(What is expected): Put the item lines, starting at the first line and ending at the line that contains "series-line [264, 281, 1590, 318]", into a Markdown table with the columns Row and Line. Leave out any blank lines.

(Information supplied):
++++++
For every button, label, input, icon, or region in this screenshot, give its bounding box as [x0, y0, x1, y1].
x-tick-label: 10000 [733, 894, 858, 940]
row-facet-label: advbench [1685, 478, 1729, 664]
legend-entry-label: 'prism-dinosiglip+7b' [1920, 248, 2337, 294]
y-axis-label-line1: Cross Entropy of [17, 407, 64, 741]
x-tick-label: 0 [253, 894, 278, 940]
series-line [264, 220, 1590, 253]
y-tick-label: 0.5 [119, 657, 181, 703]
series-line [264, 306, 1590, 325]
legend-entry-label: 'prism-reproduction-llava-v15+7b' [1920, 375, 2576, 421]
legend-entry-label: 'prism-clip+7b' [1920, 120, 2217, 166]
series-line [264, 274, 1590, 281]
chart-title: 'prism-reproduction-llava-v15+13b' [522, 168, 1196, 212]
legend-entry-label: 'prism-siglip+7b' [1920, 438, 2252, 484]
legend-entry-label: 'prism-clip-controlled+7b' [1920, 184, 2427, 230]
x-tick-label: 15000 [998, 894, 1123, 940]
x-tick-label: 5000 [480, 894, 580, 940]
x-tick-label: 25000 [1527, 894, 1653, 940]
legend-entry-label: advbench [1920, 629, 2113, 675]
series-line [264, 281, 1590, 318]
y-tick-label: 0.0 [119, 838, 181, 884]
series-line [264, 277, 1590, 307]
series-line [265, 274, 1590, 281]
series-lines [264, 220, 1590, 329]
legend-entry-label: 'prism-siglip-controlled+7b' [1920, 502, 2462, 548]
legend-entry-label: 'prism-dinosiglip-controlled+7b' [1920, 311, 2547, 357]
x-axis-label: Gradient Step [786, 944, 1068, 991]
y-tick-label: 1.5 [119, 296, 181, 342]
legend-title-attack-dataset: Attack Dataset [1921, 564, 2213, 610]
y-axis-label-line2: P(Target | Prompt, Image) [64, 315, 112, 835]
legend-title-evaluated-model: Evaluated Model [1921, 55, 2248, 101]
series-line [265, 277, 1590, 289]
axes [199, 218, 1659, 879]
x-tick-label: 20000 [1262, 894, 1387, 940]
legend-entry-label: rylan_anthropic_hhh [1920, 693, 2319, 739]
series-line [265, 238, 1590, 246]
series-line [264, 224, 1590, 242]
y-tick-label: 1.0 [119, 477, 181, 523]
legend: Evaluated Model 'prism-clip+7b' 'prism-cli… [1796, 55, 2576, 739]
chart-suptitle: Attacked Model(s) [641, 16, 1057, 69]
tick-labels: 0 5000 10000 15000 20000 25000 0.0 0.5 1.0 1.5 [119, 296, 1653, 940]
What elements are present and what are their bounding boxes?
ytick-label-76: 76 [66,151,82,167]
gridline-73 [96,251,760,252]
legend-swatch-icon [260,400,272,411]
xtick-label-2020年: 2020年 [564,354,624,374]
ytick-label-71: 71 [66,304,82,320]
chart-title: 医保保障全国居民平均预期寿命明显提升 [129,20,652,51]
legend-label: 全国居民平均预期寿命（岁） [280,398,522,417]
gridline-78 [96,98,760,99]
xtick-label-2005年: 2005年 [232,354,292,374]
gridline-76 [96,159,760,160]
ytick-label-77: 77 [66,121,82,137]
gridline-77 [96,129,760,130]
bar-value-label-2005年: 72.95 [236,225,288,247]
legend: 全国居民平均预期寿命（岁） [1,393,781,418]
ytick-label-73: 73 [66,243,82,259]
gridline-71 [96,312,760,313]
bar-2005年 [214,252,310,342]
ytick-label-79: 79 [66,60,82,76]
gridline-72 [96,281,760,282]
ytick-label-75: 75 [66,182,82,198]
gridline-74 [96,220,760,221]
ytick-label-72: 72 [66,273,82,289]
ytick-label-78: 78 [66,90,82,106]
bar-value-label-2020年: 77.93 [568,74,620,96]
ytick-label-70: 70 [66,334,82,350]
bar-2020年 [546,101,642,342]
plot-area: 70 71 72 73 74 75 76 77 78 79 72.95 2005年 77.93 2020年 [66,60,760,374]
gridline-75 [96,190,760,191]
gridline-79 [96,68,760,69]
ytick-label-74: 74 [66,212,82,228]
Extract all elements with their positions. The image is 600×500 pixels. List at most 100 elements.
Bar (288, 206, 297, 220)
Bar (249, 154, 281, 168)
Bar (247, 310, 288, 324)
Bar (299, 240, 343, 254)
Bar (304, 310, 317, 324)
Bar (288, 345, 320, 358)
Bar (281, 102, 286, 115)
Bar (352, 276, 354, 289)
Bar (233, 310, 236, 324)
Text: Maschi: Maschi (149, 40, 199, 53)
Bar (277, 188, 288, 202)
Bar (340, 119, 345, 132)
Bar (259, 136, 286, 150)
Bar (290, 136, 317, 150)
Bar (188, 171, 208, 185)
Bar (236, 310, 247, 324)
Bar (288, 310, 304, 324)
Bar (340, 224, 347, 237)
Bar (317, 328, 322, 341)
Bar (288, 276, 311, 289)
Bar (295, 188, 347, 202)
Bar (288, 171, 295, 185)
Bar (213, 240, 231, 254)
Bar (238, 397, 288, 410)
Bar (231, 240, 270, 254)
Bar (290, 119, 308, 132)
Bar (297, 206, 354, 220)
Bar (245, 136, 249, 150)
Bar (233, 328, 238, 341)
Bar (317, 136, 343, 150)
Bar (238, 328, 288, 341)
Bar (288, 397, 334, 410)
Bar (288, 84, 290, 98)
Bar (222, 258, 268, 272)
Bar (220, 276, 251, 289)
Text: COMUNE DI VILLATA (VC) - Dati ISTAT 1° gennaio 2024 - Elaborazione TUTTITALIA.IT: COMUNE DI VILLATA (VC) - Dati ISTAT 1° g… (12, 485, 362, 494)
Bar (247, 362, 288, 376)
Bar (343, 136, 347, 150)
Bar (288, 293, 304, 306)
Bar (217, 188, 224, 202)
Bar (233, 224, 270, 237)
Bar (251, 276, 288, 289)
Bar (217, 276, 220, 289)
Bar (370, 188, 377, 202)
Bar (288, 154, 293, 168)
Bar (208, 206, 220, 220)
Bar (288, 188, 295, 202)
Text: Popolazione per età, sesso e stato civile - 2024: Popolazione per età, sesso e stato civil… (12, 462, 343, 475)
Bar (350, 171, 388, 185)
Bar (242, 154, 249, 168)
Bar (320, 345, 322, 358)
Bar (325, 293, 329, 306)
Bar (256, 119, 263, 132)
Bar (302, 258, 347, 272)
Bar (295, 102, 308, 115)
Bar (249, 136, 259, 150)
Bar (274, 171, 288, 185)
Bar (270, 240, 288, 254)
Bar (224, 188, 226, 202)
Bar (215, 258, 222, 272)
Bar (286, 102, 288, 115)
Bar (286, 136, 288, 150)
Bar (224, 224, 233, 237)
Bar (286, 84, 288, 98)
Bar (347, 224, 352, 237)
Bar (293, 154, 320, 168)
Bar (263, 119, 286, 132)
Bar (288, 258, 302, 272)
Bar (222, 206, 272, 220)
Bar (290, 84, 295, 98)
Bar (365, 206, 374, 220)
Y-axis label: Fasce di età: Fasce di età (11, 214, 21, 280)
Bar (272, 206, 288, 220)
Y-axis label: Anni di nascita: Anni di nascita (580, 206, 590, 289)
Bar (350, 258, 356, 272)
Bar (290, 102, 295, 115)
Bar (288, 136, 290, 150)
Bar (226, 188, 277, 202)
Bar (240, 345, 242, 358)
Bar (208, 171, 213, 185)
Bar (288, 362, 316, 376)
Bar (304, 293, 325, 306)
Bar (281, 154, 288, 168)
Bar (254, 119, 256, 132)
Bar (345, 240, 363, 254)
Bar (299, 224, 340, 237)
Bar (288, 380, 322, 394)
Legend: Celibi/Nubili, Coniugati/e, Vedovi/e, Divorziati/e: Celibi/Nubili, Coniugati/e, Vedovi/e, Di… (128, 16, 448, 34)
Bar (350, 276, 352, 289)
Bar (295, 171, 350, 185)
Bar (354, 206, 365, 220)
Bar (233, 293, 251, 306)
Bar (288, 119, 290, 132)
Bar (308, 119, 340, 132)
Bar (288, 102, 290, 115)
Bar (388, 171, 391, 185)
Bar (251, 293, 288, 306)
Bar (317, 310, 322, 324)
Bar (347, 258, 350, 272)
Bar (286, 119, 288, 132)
++++++
(Expected output):
| Row | Line |
|---|---|
| 1 | For every button, label, input, icon, or region in this screenshot, give its bounding box as [x0, y0, x1, y1]. |
| 2 | x-tick-label: 10000 [733, 894, 858, 940] |
| 3 | row-facet-label: advbench [1685, 478, 1729, 664] |
| 4 | legend-entry-label: 'prism-dinosiglip+7b' [1920, 248, 2337, 294] |
| 5 | y-axis-label-line1: Cross Entropy of [17, 407, 64, 741] |
| 6 | x-tick-label: 0 [253, 894, 278, 940] |
| 7 | series-line [264, 220, 1590, 253] |
| 8 | y-tick-label: 0.5 [119, 657, 181, 703] |
| 9 | series-line [264, 306, 1590, 325] |
| 10 | legend-entry-label: 'prism-reproduction-llava-v15+7b' [1920, 375, 2576, 421] |
| 11 | legend-entry-label: 'prism-clip+7b' [1920, 120, 2217, 166] |
| 12 | series-line [264, 274, 1590, 281] |
| 13 | chart-title: 'prism-reproduction-llava-v15+13b' [522, 168, 1196, 212] |
| 14 | legend-entry-label: 'prism-siglip+7b' [1920, 438, 2252, 484] |
| 15 | legend-entry-label: 'prism-clip-controlled+7b' [1920, 184, 2427, 230] |
| 16 | x-tick-label: 15000 [998, 894, 1123, 940] |
| 17 | x-tick-label: 5000 [480, 894, 580, 940] |
| 18 | x-tick-label: 25000 [1527, 894, 1653, 940] |
| 19 | legend-entry-label: advbench [1920, 629, 2113, 675] |
| 20 | series-line [264, 281, 1590, 318] |